Short task:
Print out every record exactly as it appears.
====== Data lines
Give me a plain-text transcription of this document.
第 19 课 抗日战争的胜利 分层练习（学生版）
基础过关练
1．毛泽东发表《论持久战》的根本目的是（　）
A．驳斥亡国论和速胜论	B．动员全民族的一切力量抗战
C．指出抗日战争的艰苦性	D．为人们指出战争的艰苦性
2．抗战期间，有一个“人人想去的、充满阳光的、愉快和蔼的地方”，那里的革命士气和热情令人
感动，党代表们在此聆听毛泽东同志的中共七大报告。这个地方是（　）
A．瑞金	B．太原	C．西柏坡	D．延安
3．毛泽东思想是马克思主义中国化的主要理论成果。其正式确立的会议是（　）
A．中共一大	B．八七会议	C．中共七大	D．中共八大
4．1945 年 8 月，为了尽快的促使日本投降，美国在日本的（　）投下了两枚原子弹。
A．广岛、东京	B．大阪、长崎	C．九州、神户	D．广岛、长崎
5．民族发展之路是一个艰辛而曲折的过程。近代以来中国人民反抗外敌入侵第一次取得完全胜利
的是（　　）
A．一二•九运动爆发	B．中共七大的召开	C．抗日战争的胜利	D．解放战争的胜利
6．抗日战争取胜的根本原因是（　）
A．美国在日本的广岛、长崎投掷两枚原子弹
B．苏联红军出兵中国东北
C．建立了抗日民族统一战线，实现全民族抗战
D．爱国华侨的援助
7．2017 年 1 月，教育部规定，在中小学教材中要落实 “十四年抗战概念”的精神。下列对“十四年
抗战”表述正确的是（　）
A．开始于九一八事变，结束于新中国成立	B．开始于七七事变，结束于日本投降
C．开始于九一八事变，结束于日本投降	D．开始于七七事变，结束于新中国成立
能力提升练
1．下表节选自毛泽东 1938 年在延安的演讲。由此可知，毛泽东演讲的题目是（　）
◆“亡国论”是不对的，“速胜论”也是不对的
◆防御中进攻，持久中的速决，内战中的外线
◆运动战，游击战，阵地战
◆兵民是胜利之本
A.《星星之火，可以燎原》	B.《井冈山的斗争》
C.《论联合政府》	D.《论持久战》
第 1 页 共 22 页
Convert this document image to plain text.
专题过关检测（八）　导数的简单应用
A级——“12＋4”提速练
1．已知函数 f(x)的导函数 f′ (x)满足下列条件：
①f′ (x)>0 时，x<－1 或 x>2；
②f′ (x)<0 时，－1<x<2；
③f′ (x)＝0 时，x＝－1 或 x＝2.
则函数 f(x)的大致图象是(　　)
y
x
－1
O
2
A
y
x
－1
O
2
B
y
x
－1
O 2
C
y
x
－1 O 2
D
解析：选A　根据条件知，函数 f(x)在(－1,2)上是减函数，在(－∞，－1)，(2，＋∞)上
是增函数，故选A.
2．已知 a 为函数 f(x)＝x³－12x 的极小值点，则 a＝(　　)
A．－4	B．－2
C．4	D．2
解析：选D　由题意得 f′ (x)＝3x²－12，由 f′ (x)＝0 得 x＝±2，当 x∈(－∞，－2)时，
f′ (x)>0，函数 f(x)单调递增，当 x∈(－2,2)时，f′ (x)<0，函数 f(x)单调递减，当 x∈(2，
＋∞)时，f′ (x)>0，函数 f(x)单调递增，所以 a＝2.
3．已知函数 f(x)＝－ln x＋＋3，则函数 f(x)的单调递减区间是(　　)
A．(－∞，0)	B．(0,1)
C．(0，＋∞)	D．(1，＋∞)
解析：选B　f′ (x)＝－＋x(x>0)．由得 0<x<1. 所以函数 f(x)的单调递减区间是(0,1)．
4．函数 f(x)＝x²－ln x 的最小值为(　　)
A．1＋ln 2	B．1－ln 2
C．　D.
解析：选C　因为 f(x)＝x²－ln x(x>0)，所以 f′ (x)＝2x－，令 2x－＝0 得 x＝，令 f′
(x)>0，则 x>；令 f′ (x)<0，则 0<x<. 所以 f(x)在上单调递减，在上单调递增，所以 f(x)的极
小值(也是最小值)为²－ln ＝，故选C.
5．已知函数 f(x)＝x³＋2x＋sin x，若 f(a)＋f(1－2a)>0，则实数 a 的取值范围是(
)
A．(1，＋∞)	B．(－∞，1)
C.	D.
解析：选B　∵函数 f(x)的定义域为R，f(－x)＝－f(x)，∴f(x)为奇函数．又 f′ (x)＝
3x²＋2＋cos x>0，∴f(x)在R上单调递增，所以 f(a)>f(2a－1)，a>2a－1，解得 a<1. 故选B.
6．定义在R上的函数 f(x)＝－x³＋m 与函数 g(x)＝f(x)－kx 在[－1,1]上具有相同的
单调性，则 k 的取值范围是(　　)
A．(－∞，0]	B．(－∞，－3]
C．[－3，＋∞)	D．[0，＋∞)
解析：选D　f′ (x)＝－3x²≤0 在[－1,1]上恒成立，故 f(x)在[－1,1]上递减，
============
Task answer:
Give me a plain-text transcription of this document.
第 19 课 抗日战争的胜利 分层练习（学生版）
基础过关练
1．毛泽东发表《论持久战》的根本目的是（　）
A．驳斥亡国论和速胜论	B．动员全民族的一切力量抗战
C．指出抗日战争的艰苦性	D．为人们指出战争的艰苦性
2．抗战期间，有一个“人人想去的、充满阳光的、愉快和蔼的地方”，那里的革命士气和热情令人
感动，党代表们在此聆听毛泽东同志的中共七大报告。这个地方是（　）
A．瑞金	B．太原	C．西柏坡	D．延安
3．毛泽东思想是马克思主义中国化的主要理论成果。其正式确立的会议是（　）
A．中共一大	B．八七会议	C．中共七大	D．中共八大
4．1945 年 8 月，为了尽快的促使日本投降，美国在日本的（　）投下了两枚原子弹。
A．广岛、东京	B．大阪、长崎	C．九州、神户	D．广岛、长崎
5．民族发展之路是一个艰辛而曲折的过程。近代以来中国人民反抗外敌入侵第一次取得完全胜利
的是（　　）
A．一二•九运动爆发	B．中共七大的召开	C．抗日战争的胜利	D．解放战争的胜利
6．抗日战争取胜的根本原因是（　）
A．美国在日本的广岛、长崎投掷两枚原子弹
B．苏联红军出兵中国东北
C．建立了抗日民族统一战线，实现全民族抗战
D．爱国华侨的援助
7．2017 年 1 月，教育部规定，在中小学教材中要落实 “十四年抗战概念”的精神。下列对“十四年
抗战”表述正确的是（　）
A．开始于九一八事变，结束于新中国成立	B．开始于七七事变，结束于日本投降
C．开始于九一八事变，结束于日本投降	D．开始于七七事变，结束于新中国成立
能力提升练
1．下表节选自毛泽东 1938 年在延安的演讲。由此可知，毛泽东演讲的题目是（　）
◆“亡国论”是不对的，“速胜论”也是不对的
◆防御中进攻，持久中的速决，内战中的外线
◆运动战，游击战，阵地战
◆兵民是胜利之本
A.《星星之火，可以燎原》	B.《井冈山的斗争》
C.《论联合政府》	D.《论持久战》
第 1 页 共 22 页
Convert this document image to plain text.
专题过关检测（八）　导数的简单应用
A级——“12＋4”提速练
1．已知函数 f(x)的导函数 f′ (x)满足下列条件：
①f′ (x)>0 时，x<－1 或 x>2；
②f′ (x)<0 时，－1<x<2；
③f′ (x)＝0 时，x＝－1 或 x＝2.
则函数 f(x)的大致图象是(　　)
y
x
－1
O
2
A
y
x
－1
O
2
B
y
x
－1
O 2
C
y
x
－1 O 2
D
解析：选A　根据条件知，函数 f(x)在(－1,2)上是减函数，在(－∞，－1)，(2，＋∞)上
是增函数，故选A.
2．已知 a 为函数 f(x)＝x³－12x 的极小值点，则 a＝(　　)
A．－4	B．－2
C．4	D．2
解析：选D　由题意得 f′ (x)＝3x²－12，由 f′ (x)＝0 得 x＝±2，当 x∈(－∞，－2)时，
f′ (x)>0，函数 f(x)单调递增，当 x∈(－2,2)时，f′ (x)<0，函数 f(x)单调递减，当 x∈(2，
＋∞)时，f′ (x)>0，函数 f(x)单调递增，所以 a＝2.
3．已知函数 f(x)＝－ln x＋＋3，则函数 f(x)的单调递减区间是(　　)
A．(－∞，0)	B．(0,1)
C．(0，＋∞)	D．(1，＋∞)
解析：选B　f′ (x)＝－＋x(x>0)．由得 0<x<1. 所以函数 f(x)的单调递减区间是(0,1)．
4．函数 f(x)＝x²－ln x 的最小值为(　　)
A．1＋ln 2	B．1－ln 2
C．　D.
解析：选C　因为 f(x)＝x²－ln x(x>0)，所以 f′ (x)＝2x－，令 2x－＝0 得 x＝，令 f′
(x)>0，则 x>；令 f′ (x)<0，则 0<x<. 所以 f(x)在上单调递减，在上单调递增，所以 f(x)的极
小值(也是最小值)为²－ln ＝，故选C.
5．已知函数 f(x)＝x³＋2x＋sin x，若 f(a)＋f(1－2a)>0，则实数 a 的取值范围是(
)
A．(1，＋∞)	B．(－∞，1)
C.	D.
解析：选B　∵函数 f(x)的定义域为R，f(－x)＝－f(x)，∴f(x)为奇函数．又 f′ (x)＝
3x²＋2＋cos x>0，∴f(x)在R上单调递增，所以 f(a)>f(2a－1)，a>2a－1，解得 a<1. 故选B.
6．定义在R上的函数 f(x)＝－x³＋m 与函数 g(x)＝f(x)－kx 在[－1,1]上具有相同的
单调性，则 k 的取值范围是(　　)
A．(－∞，0]	B．(－∞，－3]
C．[－3，＋∞)	D．[0，＋∞)
解析：选D　f′ (x)＝－3x²≤0 在[－1,1]上恒成立，故 f(x)在[－1,1]上递减，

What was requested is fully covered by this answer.